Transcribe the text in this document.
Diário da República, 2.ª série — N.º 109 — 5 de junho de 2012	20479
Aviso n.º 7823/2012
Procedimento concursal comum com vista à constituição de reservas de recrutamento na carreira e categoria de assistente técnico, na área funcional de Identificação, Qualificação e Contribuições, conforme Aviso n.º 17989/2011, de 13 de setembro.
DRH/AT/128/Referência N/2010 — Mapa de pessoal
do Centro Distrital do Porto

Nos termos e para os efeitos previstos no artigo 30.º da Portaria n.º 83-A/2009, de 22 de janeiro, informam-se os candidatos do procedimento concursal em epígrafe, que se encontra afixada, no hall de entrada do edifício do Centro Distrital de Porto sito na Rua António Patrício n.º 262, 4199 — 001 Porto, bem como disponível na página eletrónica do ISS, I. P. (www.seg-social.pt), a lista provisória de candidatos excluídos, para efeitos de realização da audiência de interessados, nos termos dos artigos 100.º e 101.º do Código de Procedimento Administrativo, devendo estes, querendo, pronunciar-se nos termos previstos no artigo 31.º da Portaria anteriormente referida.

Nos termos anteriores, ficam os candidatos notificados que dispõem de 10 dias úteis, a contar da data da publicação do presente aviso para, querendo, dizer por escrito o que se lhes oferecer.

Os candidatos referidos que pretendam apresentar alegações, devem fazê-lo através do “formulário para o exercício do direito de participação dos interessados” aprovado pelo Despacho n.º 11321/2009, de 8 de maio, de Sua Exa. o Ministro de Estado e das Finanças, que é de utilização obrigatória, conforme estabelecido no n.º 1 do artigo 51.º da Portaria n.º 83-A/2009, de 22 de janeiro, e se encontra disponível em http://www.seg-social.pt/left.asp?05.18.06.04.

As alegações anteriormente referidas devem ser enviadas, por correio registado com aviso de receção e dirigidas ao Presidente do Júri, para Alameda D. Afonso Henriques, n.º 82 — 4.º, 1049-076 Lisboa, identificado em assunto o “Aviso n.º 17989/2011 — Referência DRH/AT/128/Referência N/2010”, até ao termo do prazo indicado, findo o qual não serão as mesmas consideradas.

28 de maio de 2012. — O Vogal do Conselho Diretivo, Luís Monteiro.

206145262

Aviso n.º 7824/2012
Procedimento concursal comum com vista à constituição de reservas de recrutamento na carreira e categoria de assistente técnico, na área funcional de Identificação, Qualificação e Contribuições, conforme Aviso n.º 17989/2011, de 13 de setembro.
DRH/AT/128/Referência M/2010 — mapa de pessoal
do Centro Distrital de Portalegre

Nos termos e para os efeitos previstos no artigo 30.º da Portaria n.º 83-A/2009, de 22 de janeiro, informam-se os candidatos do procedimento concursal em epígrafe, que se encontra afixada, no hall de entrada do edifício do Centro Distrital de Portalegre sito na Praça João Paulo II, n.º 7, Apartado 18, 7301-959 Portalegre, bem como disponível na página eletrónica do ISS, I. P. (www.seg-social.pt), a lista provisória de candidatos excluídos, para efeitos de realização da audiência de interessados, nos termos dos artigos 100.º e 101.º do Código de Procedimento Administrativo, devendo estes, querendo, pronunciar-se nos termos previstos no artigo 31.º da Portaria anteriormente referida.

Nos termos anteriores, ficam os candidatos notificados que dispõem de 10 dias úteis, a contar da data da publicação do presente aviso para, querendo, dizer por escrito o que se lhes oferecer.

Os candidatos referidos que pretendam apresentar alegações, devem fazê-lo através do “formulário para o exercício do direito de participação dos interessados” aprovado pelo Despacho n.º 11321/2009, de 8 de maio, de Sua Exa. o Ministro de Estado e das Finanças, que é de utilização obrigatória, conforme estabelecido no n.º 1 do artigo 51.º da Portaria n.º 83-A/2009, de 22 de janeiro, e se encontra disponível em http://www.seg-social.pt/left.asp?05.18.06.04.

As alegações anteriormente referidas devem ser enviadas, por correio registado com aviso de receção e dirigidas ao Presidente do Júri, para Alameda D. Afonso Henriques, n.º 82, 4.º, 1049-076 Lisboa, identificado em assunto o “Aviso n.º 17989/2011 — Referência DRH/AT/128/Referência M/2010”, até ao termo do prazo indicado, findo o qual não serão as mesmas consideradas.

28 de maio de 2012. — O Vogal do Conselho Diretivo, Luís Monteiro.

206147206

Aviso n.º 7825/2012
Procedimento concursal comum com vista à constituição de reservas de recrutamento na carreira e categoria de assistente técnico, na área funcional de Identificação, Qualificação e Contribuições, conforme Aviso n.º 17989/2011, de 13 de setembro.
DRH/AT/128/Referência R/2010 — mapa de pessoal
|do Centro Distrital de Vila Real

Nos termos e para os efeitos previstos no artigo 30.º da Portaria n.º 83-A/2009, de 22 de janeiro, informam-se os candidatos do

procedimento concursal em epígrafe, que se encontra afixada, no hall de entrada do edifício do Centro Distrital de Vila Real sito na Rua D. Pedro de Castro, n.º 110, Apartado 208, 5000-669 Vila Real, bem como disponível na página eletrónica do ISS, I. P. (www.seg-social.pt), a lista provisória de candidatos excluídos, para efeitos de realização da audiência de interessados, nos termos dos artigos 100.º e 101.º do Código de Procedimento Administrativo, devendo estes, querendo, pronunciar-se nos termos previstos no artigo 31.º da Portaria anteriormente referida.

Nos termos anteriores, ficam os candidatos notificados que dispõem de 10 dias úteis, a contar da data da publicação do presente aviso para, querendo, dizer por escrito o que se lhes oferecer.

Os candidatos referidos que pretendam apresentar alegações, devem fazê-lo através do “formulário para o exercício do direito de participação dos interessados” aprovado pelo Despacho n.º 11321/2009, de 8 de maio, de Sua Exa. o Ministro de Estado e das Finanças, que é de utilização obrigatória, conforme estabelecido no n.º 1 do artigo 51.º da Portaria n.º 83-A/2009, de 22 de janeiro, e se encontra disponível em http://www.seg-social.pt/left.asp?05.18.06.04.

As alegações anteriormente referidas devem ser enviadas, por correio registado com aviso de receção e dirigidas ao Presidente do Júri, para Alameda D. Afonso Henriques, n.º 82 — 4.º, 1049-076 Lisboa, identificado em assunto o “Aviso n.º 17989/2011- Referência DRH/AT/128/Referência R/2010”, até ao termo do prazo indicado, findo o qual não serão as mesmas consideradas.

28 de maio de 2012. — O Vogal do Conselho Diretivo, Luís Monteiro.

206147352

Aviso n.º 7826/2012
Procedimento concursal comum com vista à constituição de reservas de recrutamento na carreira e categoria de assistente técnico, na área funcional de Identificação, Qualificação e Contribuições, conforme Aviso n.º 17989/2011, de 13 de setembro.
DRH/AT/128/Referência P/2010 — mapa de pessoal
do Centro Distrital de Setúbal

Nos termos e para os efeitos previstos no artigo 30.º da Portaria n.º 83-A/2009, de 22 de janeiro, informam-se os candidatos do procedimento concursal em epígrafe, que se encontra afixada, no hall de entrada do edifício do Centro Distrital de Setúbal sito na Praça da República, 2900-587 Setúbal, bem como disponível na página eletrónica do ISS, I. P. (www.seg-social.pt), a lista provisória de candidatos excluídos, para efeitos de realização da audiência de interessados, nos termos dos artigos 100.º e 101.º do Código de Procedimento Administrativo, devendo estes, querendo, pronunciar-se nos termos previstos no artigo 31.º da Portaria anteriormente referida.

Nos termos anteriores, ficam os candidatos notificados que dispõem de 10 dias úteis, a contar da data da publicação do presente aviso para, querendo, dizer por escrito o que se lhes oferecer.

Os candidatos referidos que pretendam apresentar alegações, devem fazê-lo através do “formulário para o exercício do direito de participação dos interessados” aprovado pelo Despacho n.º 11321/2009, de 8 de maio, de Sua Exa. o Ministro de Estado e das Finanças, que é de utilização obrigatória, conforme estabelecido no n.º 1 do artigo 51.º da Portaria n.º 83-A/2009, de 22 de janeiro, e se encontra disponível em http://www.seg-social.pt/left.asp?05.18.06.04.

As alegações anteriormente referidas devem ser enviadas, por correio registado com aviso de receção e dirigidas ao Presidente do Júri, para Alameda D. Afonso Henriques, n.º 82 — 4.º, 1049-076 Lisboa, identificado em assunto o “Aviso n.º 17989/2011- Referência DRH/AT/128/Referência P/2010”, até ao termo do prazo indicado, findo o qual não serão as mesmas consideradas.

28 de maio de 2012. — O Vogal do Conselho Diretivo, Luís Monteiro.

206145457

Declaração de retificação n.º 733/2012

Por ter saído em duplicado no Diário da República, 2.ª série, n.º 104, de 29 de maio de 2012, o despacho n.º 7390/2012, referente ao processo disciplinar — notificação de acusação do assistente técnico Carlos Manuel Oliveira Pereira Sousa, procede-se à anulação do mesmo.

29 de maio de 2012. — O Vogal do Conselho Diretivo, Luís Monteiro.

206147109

* * *

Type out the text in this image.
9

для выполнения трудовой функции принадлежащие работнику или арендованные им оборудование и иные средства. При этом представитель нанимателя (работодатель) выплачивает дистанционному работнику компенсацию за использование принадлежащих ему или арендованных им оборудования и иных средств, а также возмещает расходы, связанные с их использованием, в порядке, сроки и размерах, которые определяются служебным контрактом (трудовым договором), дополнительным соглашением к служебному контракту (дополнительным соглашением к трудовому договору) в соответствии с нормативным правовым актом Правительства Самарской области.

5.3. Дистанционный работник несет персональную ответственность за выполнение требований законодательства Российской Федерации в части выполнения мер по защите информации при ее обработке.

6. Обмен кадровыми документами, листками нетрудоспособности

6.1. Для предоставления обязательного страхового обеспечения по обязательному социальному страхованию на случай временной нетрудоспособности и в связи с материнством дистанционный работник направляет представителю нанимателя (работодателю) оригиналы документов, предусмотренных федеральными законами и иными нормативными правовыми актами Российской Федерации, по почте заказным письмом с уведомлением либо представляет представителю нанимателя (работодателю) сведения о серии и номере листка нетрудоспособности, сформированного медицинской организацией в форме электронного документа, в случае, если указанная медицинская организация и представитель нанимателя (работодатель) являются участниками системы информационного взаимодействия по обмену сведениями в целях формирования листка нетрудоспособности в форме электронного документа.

...

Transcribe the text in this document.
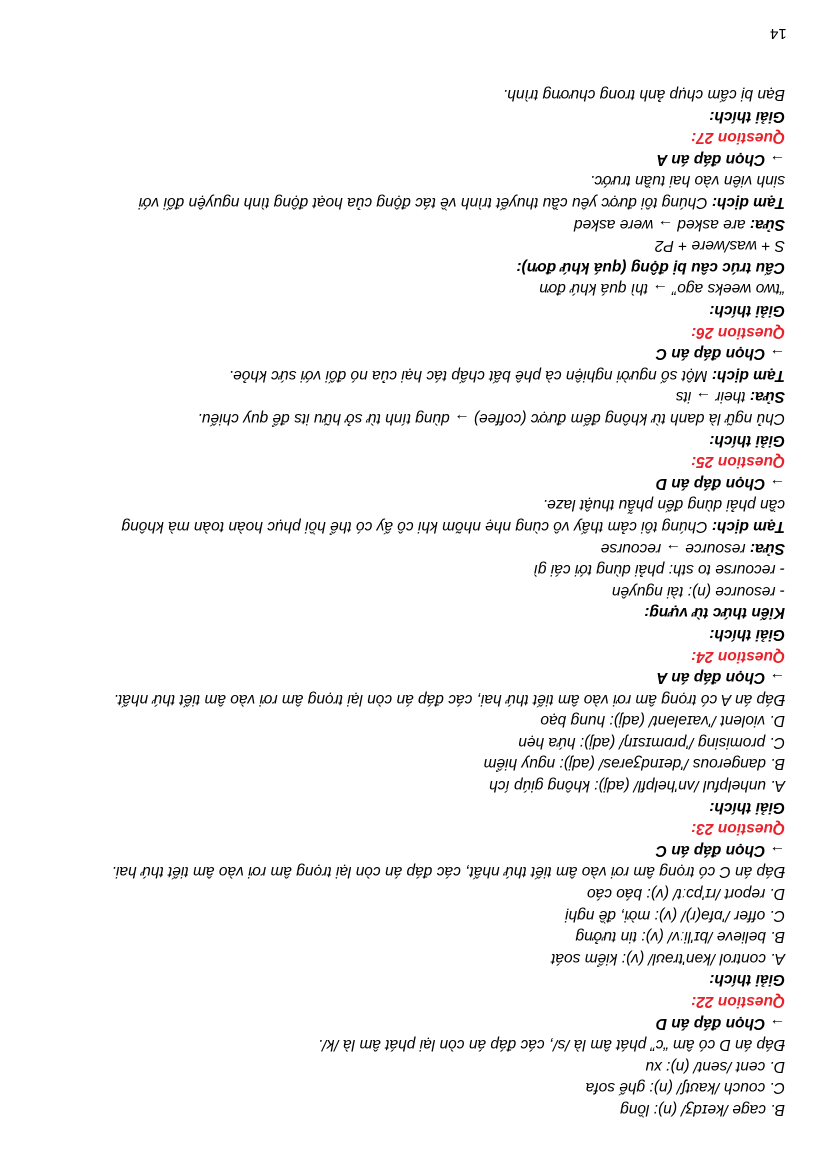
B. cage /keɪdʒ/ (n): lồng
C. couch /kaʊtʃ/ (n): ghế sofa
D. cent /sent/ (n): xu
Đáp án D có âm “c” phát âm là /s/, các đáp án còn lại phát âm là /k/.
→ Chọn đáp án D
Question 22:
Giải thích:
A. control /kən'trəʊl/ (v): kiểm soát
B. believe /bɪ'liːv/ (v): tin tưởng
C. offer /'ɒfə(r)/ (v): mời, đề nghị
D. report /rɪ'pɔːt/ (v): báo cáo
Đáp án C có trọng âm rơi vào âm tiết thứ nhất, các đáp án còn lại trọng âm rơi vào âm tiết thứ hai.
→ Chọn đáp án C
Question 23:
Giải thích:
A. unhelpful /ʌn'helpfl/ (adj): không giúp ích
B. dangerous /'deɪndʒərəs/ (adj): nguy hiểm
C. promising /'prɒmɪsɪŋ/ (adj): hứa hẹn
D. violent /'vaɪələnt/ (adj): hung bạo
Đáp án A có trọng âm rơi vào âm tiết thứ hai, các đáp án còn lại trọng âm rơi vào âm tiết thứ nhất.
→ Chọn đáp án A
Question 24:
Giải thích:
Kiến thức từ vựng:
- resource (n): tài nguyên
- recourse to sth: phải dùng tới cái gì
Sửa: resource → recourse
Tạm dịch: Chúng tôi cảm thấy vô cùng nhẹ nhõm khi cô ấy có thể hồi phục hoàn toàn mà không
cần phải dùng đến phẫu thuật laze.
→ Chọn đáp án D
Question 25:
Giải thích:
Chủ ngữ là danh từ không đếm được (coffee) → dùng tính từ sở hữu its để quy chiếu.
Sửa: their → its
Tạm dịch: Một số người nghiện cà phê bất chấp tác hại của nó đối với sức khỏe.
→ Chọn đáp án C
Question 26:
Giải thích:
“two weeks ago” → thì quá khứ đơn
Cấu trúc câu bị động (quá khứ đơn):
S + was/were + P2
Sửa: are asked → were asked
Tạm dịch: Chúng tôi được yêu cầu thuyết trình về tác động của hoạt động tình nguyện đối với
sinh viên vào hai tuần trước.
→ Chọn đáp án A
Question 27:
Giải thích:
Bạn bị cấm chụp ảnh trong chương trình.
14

■ Short exercise ■
Pull out all lines containing the word "were" from the entries above.

■ Full response ■
S + was/were + P2
Sửa: are asked → were asked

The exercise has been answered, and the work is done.